_Objective a:_ Replace "altar boy" with "altar server" in the article on the former Hastings priest and write out the passage from "A former Hastings" up to and including "wait for years.".
BEGIN Document text
BishopAccountability.org

Former Hastings priest charged with raping altar boy

By Emily Gurnon
Pioneer Press
May 21, 2014

http://www.twincities.com/localnews/ci_25807264/ex-hastings-priest-charged-raping-altar-boy

Andre Bennett

Here are some of the photos of those priests and monks listed as suspected of sexually abusing children.

Michael Bik

A former Hastings priest has been charged with sexually abusing a young altar boy at his church over a period of more than two years.

Francis "Fran" Frederick Hoefgen, 63, of Columbia Heights subjected the boy to oral and anal sex as well as fondling of his genitals, according to a criminal complaint filed Tuesday in Dakota County District Court. The child was between the ages of about 9 and 12.

The alleged victim, now an adult, went to Hastings police with the allegations in November.

County Attorney James Backstrom said most child sexual abuse victims never report the crimes, and the ones who do often wait for years.

"Why does this happen? It's not that hard to understand if you think about it," Backstrom said. "These are frightened kids who do not even fully understand what is happening to them."
END Document text
BEGIN Data provided
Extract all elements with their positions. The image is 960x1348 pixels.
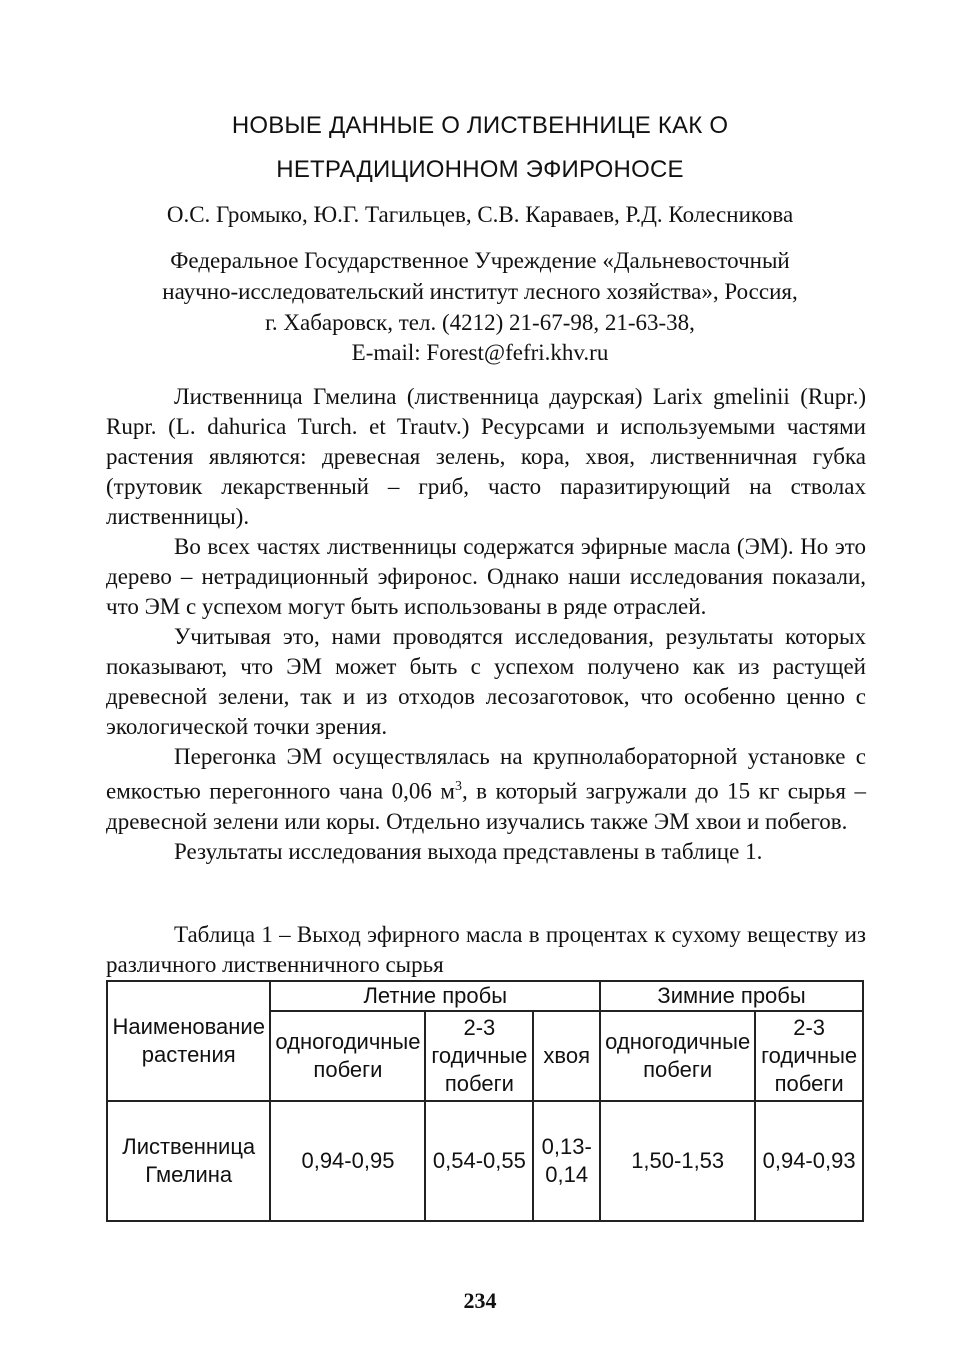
title-line-2: НЕТРАДИЦИОННОМ ЭФИРОНОСЕ (276, 156, 684, 183)
header-plant-name: Наименование растения (107, 981, 270, 1101)
header-winter-samples: Зимние пробы (600, 981, 863, 1011)
paragraph-4-b: , в который загружали до 15 кг сырья – древесной зелени или коры. Отдельно изучались также ЭМ хвои и побегов. (106, 778, 866, 834)
paragraph-1: Лиственница Гмелина (лиственница даурская) Larix gmelinii (Rupr.) Rupr. (L. dahurica Turch. et Trautv.) Ресурсами и используемыми частями растения являются: древесная зелень, кора, хвоя, лиственничная губка (трутовик лекарственный – гриб, часто паразитирующий на стволах лиственницы). (106, 384, 866, 529)
data-table (106, 980, 864, 1222)
page-number: 234 (463, 1288, 497, 1313)
header-summer-2-3-year-shoots: 2-3 годичные побеги (425, 1011, 533, 1101)
affiliation-line-3: г. Хабаровск, тел. (4212) 21-67-98, 21-63-38, (265, 310, 695, 335)
paragraph-3: Учитывая это, нами проводятся исследования, результаты которых показывают, что ЭМ может быть с успехом получено как из растущей древесной зелени, так и из отходов лесозаготовок, что особенно ценно с экологической точки зрения. (106, 624, 866, 739)
paragraph-5: Результаты исследования выхода представлены в таблице 1. (174, 838, 763, 864)
authors: О.С. Громыко, Ю.Г. Тагильцев, С.В. Караваев, Р.Д. Колесникова (166, 202, 794, 227)
affiliation-line-2: научно-исследовательский институт лесного хозяйства», Россия, (162, 279, 798, 304)
affiliation-line-1: Федеральное Государственное Учреждение «Дальневосточный (170, 248, 790, 273)
header-summer-one-year-shoots: одногодичные побеги (270, 1011, 425, 1101)
header-winter-one-year-shoots: одногодичные побеги (600, 1011, 755, 1101)
cell-plant-name: Лиственница Гмелина (107, 1101, 270, 1221)
paragraph-2: Во всех частях лиственницы содержатся эфирные масла (ЭМ). Но это дерево – нетрадиционный эфиронос. Однако наши исследования показали, что ЭМ с успехом могут быть использованы в ряде отраслей. (106, 534, 866, 619)
header-winter-2-3-year-shoots: 2-3 годичные побеги (755, 1011, 863, 1101)
cell-summer-needles: 0,13-0,14 (533, 1101, 600, 1221)
table-row (107, 1101, 863, 1221)
header-summer-samples: Летние пробы (270, 981, 600, 1011)
cell-summer-one-year: 0,94-0,95 (270, 1101, 425, 1221)
header-summer-needles: хвоя (533, 1011, 600, 1101)
cell-winter-2-3-year: 0,94-0,93 (755, 1101, 863, 1221)
table-caption (106, 920, 866, 980)
body-text (106, 382, 866, 867)
paragraph-4 (106, 742, 866, 837)
title-line-1: НОВЫЕ ДАННЫЕ О ЛИСТВЕННИЦЕ КАК О (231, 112, 729, 139)
cell-winter-one-year: 1,50-1,53 (600, 1101, 755, 1221)
table-caption-text: Таблица 1 – Выход эфирного масла в процентах к сухому веществу из различного лиственничного сырья (106, 922, 866, 977)
superscript-3: 3 (454, 779, 462, 794)
cell-summer-2-3-year: 0,54-0,55 (425, 1101, 533, 1221)
affiliation-email: E-mail: Forest@fefri.khv.ru (351, 340, 609, 365)
paragraph-4-a: Перегонка ЭМ осуществлялась на крупнолабораторной установке с емкостью перегонного чана 0,06 м (106, 744, 866, 804)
END Data provided
_Objective b:_ Select each line of the entries that contains the string "title". Matching is case-sensitive.

_Expected answer a:_
A former Hastings priest has been charged with sexually abusing a young altar server at his church over a period of more than two years.

Francis "Fran" Frederick Hoefgen, 63, of Columbia Heights subjected the boy to oral and anal sex as well as fondling of his genitals, according to a criminal complaint filed Tuesday in Dakota County District Court. The child was between the ages of about 9 and 12.

The alleged victim, now an adult, went to Hastings police with the allegations in November.

County Attorney James Backstrom said most child sexual abuse victims never report the crimes, and the ones who do often wait for years.

_Expected answer b:_
title-line-2: НЕТРАДИЦИОННОМ ЭФИРОНОСЕ (276, 156, 684, 183)
title-line-1: НОВЫЕ ДАННЫЕ О ЛИСТВЕННИЦЕ КАК О (231, 112, 729, 139)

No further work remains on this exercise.